Do this:
Copy out the whole passage on cluster hardware costs word for word.

Document passage:
============

Network switches tend to have ports in units of eight or 12, so moving to 16 compute slices means that one switch will be filled and a second is needed—increasing the cost. The HSI switches also begin to fill up, either requiring additional chassis or blades in the chassis to support the additional systems.

Thirty-two-Compute Slice Hardware Costs

As the cluster grows to 32 compute slices, the smaller Quadrics HSI switch chassis needs to be replaced with a larger size. This increases the cost for the HSI for this size of cluster, but leaves additional capability for expansion. The compute slice portion of the cluster's cost continues to grow in relationship to the infrastructure and HSI costs. This cost relationship is shown in Figure 17-5.

Hardware component cost for a 32-compute slice cluster

Figure 17-5. Hardware component cost for a 32-compute slice cluster

At 32 compute slices, the cluster is producing close to 274 MFLOP peak for the Intel Pentium Xeon systems and roughly 378 MFLOP peak for the Itanium 2 systems. This calculation is the sum of the capabilities of individual systems, and does not take into account the scaling across the cluster of the parallel Linpack benchmark. Producing 70 to 80% scaling is considered very good.

The infrastructure costs of our 32-compute slice clusters are dropping toward the single-digit percentages as the total number of compute slices increases. A 32-compute slice cluster requires two compute racks and one master rack for the 2U compute slices. The 1U compute slices require one compute rack and one master rack.

The total cost for the 32-compute slice clusters range from a low of $224,000 to a high of $903,000. The cost percentages for this cluster configuration are shown in Table 17-3.

============

Source data:

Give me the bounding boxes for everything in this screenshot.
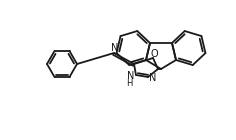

============

Exercise result:
Network switches tend to have ports in units of eight or 12, so moving to 16 compute slices means that one switch will be filled and a second is needed—increasing the cost. The HSI switches also begin to fill up, either requiring additional chassis or blades in the chassis to support the additional systems.

Thirty-two-Compute Slice Hardware Costs

As the cluster grows to 32 compute slices, the smaller Quadrics HSI switch chassis needs to be replaced with a larger size. This increases the cost for the HSI for this size of cluster, but leaves additional capability for expansion. The compute slice portion of the cluster's cost continues to grow in relationship to the infrastructure and HSI costs. This cost relationship is shown in Figure 17-5.

Hardware component cost for a 32-compute slice cluster

Figure 17-5. Hardware component cost for a 32-compute slice cluster

At 32 compute slices, the cluster is producing close to 274 MFLOP peak for the Intel Pentium Xeon systems and roughly 378 MFLOP peak for the Itanium 2 systems. This calculation is the sum of the capabilities of individual systems, and does not take into account the scaling across the cluster of the parallel Linpack benchmark. Producing 70 to 80% scaling is considered very good.

The infrastructure costs of our 32-compute slice clusters are dropping toward the single-digit percentages as the total number of compute slices increases. A 32-compute slice cluster requires two compute racks and one master rack for the 2U compute slices. The 1U compute slices require one compute rack and one master rack.

The total cost for the 32-compute slice clusters range from a low of $224,000 to a high of $903,000. The cost percentages for this cluster configuration are shown in Table 17-3.